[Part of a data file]

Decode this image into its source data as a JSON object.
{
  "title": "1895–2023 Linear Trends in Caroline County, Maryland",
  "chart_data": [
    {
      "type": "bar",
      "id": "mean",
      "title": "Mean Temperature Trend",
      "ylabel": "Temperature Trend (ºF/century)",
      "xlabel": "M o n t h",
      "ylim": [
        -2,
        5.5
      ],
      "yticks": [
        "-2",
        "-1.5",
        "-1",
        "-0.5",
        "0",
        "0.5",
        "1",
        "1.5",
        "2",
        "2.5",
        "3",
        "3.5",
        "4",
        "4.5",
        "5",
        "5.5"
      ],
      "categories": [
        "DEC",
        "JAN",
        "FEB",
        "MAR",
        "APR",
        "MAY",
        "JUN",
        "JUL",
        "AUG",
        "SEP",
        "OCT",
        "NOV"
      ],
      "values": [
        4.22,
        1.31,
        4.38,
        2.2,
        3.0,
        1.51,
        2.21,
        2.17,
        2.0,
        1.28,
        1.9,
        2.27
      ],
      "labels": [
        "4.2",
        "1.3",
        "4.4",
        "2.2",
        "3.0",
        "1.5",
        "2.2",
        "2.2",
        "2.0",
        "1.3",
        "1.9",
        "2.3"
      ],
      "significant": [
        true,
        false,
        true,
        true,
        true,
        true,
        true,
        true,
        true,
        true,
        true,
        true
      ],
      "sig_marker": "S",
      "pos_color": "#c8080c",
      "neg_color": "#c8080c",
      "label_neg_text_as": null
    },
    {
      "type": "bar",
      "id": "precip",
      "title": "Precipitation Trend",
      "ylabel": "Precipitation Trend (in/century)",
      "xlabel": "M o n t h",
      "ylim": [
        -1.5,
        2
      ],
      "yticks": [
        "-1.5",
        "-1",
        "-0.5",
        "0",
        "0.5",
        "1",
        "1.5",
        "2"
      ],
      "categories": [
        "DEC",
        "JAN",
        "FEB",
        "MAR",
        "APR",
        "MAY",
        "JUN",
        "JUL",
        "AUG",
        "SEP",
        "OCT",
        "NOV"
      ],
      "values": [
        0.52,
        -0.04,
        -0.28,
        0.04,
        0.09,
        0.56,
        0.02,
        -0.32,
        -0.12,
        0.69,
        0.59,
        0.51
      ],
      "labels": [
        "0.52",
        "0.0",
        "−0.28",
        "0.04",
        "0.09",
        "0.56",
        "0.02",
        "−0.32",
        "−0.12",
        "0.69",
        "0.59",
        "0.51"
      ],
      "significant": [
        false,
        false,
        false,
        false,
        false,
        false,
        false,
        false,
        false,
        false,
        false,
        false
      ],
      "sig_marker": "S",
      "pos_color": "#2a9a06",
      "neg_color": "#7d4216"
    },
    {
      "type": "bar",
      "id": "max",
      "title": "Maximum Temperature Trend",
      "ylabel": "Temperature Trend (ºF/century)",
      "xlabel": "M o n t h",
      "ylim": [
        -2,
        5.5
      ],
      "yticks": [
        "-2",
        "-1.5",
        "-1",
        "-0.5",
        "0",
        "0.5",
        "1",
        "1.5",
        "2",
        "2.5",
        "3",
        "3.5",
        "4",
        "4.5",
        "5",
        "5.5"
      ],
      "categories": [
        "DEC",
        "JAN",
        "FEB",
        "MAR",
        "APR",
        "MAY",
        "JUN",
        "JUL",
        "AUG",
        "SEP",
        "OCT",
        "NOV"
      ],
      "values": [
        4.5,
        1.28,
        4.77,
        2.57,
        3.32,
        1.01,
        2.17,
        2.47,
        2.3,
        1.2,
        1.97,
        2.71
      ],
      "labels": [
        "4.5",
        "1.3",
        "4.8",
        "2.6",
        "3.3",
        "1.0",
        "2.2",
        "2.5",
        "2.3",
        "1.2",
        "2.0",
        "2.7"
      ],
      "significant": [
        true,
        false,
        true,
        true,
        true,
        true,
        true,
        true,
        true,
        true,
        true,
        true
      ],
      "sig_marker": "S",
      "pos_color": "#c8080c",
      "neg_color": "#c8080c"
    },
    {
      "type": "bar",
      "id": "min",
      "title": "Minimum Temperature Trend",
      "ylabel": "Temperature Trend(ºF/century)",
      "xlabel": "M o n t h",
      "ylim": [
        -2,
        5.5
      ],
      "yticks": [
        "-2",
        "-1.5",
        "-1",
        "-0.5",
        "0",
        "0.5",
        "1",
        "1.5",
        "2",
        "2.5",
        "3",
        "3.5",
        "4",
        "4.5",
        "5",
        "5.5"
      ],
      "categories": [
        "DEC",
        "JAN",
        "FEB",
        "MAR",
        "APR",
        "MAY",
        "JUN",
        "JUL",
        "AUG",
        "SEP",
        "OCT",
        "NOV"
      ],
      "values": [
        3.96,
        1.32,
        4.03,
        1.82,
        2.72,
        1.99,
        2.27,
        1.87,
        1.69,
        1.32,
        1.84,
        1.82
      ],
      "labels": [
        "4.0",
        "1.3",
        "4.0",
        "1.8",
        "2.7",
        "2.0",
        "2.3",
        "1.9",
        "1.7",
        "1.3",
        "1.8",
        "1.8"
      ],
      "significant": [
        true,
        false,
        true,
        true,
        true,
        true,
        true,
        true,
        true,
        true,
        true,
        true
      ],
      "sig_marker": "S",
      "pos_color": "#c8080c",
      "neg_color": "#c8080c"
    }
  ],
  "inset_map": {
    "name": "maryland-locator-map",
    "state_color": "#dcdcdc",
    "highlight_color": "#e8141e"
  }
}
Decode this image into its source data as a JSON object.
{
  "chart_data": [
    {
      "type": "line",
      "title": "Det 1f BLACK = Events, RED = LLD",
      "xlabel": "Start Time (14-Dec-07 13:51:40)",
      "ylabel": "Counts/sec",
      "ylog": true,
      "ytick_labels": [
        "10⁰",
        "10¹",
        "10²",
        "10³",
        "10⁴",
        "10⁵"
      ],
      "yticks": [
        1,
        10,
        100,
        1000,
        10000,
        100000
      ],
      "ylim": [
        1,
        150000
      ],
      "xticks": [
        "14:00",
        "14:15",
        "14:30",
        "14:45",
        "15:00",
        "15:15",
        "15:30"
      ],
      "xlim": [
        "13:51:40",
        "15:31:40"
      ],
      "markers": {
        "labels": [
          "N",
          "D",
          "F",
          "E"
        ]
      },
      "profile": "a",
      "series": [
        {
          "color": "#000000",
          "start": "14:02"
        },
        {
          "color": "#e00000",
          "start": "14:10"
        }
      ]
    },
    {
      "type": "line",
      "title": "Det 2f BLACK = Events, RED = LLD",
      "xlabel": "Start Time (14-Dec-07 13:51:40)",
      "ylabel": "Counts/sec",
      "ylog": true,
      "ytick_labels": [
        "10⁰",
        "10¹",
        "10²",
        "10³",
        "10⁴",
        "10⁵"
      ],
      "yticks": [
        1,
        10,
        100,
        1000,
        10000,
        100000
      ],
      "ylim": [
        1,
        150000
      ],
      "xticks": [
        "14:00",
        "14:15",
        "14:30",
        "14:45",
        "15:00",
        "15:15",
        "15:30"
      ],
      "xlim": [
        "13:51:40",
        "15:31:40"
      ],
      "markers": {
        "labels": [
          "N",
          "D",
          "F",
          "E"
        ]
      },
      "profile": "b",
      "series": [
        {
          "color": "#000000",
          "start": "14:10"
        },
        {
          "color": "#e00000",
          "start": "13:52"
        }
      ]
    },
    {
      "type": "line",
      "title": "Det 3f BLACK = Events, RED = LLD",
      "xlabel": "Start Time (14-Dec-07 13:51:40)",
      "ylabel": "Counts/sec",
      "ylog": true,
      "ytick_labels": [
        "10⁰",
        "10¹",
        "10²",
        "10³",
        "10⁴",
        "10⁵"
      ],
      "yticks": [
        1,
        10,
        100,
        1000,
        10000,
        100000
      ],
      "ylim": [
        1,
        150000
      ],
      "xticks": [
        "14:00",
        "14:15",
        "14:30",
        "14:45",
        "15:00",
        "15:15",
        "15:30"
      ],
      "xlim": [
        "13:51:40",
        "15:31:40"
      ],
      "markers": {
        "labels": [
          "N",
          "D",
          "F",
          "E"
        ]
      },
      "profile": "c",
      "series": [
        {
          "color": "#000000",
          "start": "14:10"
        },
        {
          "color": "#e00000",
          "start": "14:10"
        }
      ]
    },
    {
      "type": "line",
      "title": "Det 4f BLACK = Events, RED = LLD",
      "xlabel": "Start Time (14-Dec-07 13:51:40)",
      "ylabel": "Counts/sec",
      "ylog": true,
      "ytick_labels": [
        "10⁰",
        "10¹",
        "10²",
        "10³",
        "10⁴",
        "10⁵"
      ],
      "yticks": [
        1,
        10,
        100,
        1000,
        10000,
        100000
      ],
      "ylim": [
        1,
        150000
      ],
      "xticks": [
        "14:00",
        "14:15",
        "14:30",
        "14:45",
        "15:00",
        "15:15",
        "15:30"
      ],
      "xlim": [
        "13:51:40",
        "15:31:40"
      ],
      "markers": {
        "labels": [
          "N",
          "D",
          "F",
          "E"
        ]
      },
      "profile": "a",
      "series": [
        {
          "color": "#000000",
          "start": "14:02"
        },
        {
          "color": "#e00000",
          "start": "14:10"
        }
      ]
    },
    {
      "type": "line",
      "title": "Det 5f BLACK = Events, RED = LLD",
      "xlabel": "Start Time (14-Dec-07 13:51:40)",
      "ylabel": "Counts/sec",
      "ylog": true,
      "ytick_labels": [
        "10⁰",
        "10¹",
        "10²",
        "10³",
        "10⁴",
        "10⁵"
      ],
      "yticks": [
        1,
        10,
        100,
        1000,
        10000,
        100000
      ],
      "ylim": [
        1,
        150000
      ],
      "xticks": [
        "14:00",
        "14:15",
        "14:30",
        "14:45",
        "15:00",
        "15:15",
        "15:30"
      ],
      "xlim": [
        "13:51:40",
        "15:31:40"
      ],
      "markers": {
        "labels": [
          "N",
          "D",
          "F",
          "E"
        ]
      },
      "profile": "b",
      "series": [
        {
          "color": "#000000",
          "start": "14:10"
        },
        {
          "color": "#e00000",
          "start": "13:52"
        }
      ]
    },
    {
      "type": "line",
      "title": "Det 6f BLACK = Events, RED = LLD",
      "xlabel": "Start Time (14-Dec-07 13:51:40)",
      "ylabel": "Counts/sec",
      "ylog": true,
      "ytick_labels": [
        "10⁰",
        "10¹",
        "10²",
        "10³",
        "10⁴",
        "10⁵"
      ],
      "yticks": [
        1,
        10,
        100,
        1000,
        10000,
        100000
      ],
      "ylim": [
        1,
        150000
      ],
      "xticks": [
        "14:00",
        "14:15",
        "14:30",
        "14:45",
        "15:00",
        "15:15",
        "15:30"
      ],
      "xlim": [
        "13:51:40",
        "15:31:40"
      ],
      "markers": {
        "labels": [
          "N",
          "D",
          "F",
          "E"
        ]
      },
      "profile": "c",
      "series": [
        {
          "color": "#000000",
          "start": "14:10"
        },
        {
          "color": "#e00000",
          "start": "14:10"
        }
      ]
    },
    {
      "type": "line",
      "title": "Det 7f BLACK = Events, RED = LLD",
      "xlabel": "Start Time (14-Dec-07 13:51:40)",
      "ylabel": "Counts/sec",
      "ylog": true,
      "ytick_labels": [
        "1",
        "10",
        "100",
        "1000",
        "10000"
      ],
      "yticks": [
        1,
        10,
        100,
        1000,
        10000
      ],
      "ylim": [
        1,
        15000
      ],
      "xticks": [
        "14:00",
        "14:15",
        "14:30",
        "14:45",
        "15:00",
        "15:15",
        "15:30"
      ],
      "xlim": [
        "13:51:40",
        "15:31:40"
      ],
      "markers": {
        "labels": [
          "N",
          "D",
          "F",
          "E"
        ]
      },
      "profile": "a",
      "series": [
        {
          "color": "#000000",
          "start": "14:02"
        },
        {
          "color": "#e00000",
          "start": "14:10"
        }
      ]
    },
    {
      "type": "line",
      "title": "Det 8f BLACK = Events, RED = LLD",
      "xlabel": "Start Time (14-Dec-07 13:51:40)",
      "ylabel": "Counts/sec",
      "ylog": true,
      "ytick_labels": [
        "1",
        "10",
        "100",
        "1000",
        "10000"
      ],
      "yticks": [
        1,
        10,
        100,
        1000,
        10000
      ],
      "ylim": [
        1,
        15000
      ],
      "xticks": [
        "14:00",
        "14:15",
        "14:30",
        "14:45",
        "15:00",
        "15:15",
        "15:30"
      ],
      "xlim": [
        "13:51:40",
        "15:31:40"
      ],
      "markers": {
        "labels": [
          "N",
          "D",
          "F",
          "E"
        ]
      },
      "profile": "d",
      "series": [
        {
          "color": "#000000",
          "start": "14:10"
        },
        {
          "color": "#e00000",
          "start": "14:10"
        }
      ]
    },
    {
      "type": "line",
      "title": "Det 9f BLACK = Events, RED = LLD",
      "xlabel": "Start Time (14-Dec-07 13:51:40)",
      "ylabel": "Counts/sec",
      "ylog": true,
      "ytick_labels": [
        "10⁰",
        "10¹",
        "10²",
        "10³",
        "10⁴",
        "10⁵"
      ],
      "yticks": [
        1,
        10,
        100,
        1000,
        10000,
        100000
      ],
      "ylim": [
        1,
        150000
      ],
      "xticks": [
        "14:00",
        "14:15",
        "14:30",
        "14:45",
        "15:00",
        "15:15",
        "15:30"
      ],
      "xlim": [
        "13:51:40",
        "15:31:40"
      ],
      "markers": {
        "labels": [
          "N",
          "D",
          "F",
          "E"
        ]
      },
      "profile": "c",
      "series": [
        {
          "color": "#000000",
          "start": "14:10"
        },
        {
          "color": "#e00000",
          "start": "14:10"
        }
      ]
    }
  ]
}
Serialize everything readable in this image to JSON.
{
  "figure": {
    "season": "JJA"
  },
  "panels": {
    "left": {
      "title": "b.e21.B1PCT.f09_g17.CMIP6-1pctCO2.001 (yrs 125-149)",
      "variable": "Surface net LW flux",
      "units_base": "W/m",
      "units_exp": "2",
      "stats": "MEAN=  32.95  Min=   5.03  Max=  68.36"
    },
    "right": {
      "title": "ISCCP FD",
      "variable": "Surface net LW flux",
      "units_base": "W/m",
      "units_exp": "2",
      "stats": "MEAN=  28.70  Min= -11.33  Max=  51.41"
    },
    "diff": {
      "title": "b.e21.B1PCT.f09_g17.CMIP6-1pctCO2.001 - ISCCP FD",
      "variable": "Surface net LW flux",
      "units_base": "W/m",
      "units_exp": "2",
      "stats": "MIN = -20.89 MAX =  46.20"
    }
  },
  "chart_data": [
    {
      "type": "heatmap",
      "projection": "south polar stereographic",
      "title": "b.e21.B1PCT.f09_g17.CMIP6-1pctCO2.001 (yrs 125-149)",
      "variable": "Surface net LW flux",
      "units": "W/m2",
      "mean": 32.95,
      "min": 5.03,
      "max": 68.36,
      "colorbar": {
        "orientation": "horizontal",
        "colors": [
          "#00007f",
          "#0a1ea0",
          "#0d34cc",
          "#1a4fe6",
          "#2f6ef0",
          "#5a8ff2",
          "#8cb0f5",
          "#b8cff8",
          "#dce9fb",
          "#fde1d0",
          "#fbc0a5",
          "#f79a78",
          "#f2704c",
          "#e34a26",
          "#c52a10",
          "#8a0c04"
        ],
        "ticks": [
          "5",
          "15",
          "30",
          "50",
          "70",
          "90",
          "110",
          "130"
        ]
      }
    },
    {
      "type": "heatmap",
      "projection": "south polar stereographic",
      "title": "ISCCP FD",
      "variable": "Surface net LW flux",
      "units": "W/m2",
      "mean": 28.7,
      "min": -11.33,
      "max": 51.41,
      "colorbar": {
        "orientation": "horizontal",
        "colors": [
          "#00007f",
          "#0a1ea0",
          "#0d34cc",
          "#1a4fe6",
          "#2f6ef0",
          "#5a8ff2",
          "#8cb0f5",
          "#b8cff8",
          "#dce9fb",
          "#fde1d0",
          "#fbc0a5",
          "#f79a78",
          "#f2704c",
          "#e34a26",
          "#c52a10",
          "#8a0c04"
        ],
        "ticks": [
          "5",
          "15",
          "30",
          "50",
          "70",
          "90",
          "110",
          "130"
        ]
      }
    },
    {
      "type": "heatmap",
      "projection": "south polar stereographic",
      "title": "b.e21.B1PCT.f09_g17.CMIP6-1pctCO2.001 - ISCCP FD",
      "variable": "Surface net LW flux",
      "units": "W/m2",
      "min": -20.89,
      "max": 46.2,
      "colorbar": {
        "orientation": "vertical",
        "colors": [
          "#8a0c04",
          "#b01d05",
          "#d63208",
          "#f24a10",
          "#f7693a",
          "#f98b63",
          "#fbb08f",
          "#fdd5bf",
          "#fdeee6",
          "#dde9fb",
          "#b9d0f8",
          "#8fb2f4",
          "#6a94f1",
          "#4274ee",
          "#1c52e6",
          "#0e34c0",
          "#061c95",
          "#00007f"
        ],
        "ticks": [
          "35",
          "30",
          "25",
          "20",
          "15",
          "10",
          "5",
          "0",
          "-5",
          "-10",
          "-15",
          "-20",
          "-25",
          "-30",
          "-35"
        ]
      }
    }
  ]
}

▶ Written instruction
In the listing, find all lines with the string "Precipitation" and copy them.

▶ Solution to this problem
      "title": "Precipitation Trend",
      "ylabel": "Precipitation Trend (in/century)",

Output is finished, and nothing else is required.